#### [The exercise]
Give only the number of lines where "value" occurs.

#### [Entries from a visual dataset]
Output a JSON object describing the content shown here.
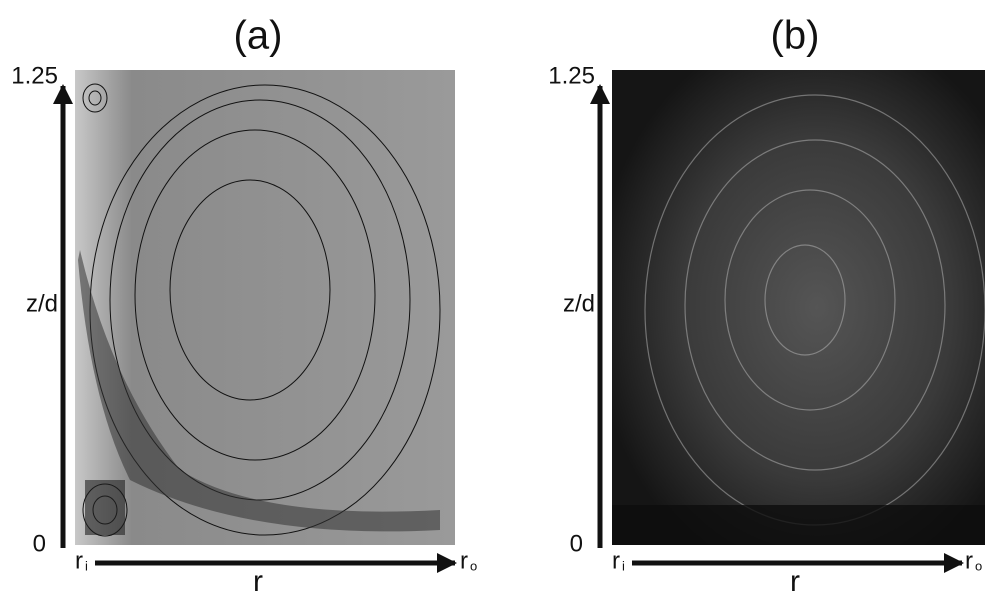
{
  "panels": [
    {
      "label": "(a)",
      "y_top": "1.25",
      "y_bottom": "0",
      "y_axis": "z/d",
      "x_axis": "r",
      "x_start": "r",
      "x_start_sub": "i",
      "x_end": "r",
      "x_end_sub": "o"
    },
    {
      "label": "(b)",
      "y_top": "1.25",
      "y_bottom": "0",
      "y_axis": "z/d",
      "x_axis": "r",
      "x_start": "r",
      "x_start_sub": "i",
      "x_end": "r",
      "x_end_sub": "o"
    }
  ]
}
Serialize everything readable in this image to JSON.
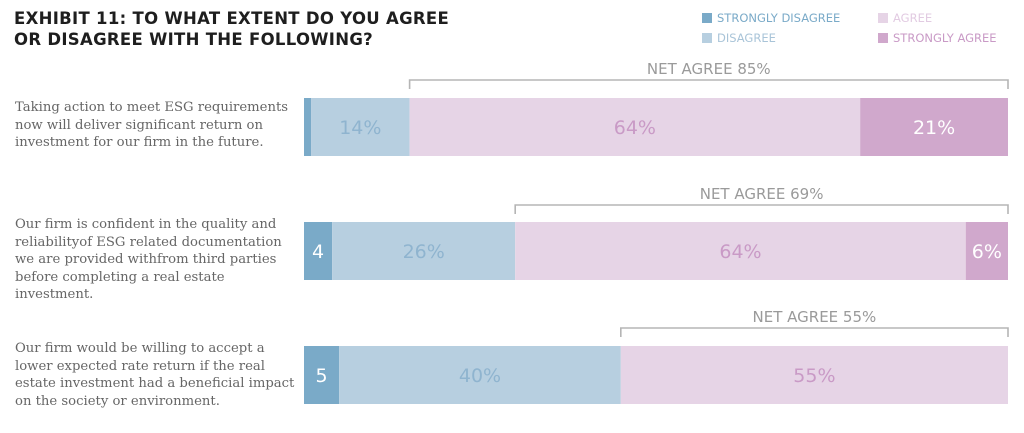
{
  "title": "EXHIBIT 11: TO WHAT EXTENT DO YOU AGREE OR DISAGREE WITH THE FOLLOWING?",
  "colors": {
    "strongly_disagree": "#7aaac8",
    "disagree": "#b7cfe0",
    "agree": "#e6d4e6",
    "strongly_agree": "#d0a8cc",
    "bracket": "#b5b5b5"
  },
  "legend": [
    {
      "label": "STRONGLY DISAGREE",
      "color": "#7aaac8",
      "text_color": "#7aaac8"
    },
    {
      "label": "AGREE",
      "color": "#e6d4e6",
      "text_color": "#e2cbe2"
    },
    {
      "label": "DISAGREE",
      "color": "#b7cfe0",
      "text_color": "#a9c4d8"
    },
    {
      "label": "STRONGLY AGREE",
      "color": "#d0a8cc",
      "text_color": "#c99ac6"
    }
  ],
  "chart_data": {
    "type": "bar",
    "orientation": "horizontal",
    "stacked": true,
    "xlim": [
      0,
      100
    ],
    "series_names": [
      "STRONGLY DISAGREE",
      "DISAGREE",
      "AGREE",
      "STRONGLY AGREE"
    ],
    "categories": [
      "Taking action to meet ESG requirements now will deliver significant return on investment for our firm in the future.",
      "Our firm is confident in the quality and reliabilityof ESG related documentation we are provided withfrom third parties before completing a real estate investment.",
      "Our firm would be willing to accept a lower expected rate return if the real estate investment had a beneficial impact on the society or environment."
    ],
    "rows": [
      {
        "segments": [
          {
            "series": "STRONGLY DISAGREE",
            "value": 1,
            "label": ""
          },
          {
            "series": "DISAGREE",
            "value": 14,
            "label": "14%"
          },
          {
            "series": "AGREE",
            "value": 64,
            "label": "64%"
          },
          {
            "series": "STRONGLY AGREE",
            "value": 21,
            "label": "21%"
          }
        ],
        "net_agree": "NET AGREE 85%"
      },
      {
        "segments": [
          {
            "series": "STRONGLY DISAGREE",
            "value": 4,
            "label": "4"
          },
          {
            "series": "DISAGREE",
            "value": 26,
            "label": "26%"
          },
          {
            "series": "AGREE",
            "value": 64,
            "label": "64%"
          },
          {
            "series": "STRONGLY AGREE",
            "value": 6,
            "label": "6%"
          }
        ],
        "net_agree": "NET AGREE 69%"
      },
      {
        "segments": [
          {
            "series": "STRONGLY DISAGREE",
            "value": 5,
            "label": "5"
          },
          {
            "series": "DISAGREE",
            "value": 40,
            "label": "40%"
          },
          {
            "series": "AGREE",
            "value": 55,
            "label": "55%"
          },
          {
            "series": "STRONGLY AGREE",
            "value": 0,
            "label": ""
          }
        ],
        "net_agree": "NET AGREE 55%"
      }
    ]
  }
}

#### [Full answer]
12